Check every line below for the word "color" and show those that hold it.

Listed records:
--- BEGIN ---

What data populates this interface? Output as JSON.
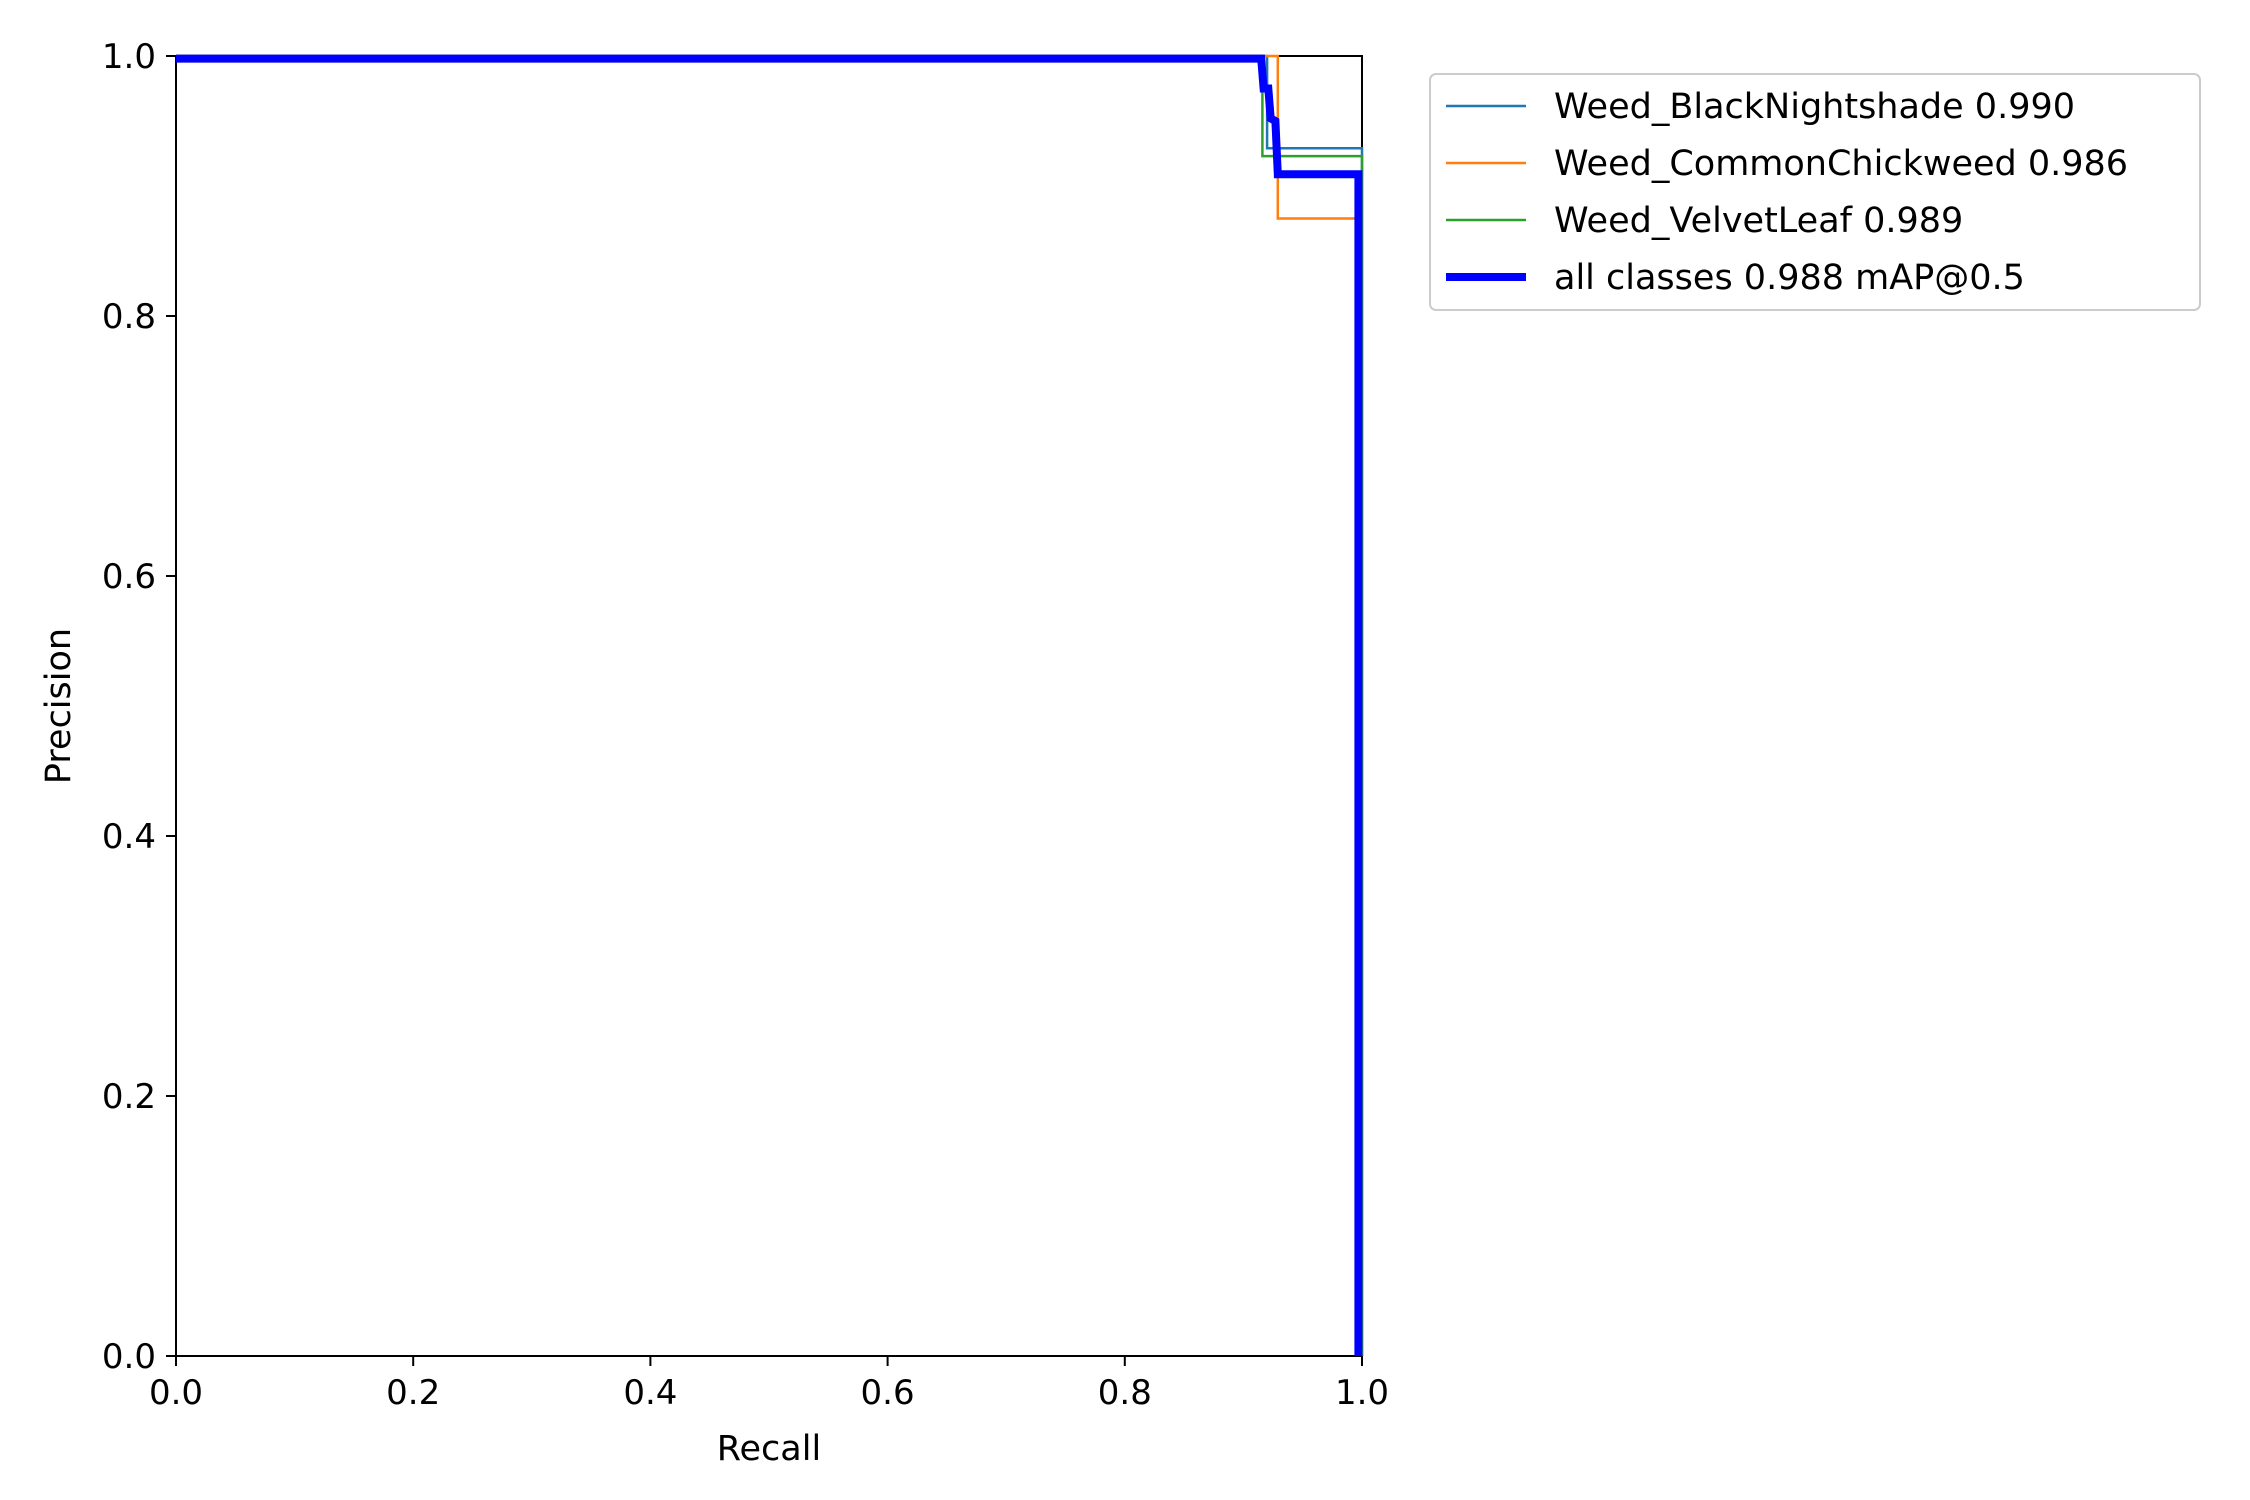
{
  "chart_data": {
    "type": "line",
    "xlabel": "Recall",
    "ylabel": "Precision",
    "xlim": [
      0.0,
      1.0
    ],
    "ylim": [
      0.0,
      1.0
    ],
    "xticks": [
      "0.0",
      "0.2",
      "0.4",
      "0.6",
      "0.8",
      "1.0"
    ],
    "yticks": [
      "0.0",
      "0.2",
      "0.4",
      "0.6",
      "0.8",
      "1.0"
    ],
    "grid": false,
    "legend_position": "outside-top-right",
    "series": [
      {
        "name": "Weed_BlackNightshade 0.990",
        "color": "#1f77b4",
        "width": "thin",
        "points": [
          [
            0.0,
            1.0
          ],
          [
            0.92,
            1.0
          ],
          [
            0.92,
            0.929
          ],
          [
            1.0,
            0.929
          ],
          [
            1.0,
            0.0
          ]
        ]
      },
      {
        "name": "Weed_CommonChickweed 0.986",
        "color": "#ff7f0e",
        "width": "thin",
        "points": [
          [
            0.0,
            1.0
          ],
          [
            0.929,
            1.0
          ],
          [
            0.929,
            0.875
          ],
          [
            0.997,
            0.875
          ],
          [
            0.997,
            0.0
          ]
        ]
      },
      {
        "name": "Weed_VelvetLeaf 0.989",
        "color": "#2ca02c",
        "width": "thin",
        "points": [
          [
            0.0,
            1.0
          ],
          [
            0.916,
            1.0
          ],
          [
            0.916,
            0.923
          ],
          [
            1.0,
            0.923
          ],
          [
            1.0,
            0.0
          ]
        ]
      },
      {
        "name": "all classes 0.988 mAP@0.5",
        "color": "#0000ff",
        "width": "thick",
        "points": [
          [
            0.0,
            0.998
          ],
          [
            0.915,
            0.998
          ],
          [
            0.917,
            0.975
          ],
          [
            0.921,
            0.975
          ],
          [
            0.923,
            0.952
          ],
          [
            0.927,
            0.95
          ],
          [
            0.929,
            0.909
          ],
          [
            0.997,
            0.909
          ],
          [
            0.997,
            0.0
          ]
        ]
      }
    ]
  }
}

--- END ---

Answer to the exercise:
        "color": "#1f77b4",
        "color": "#ff7f0e",
        "color": "#2ca02c",
        "color": "#0000ff",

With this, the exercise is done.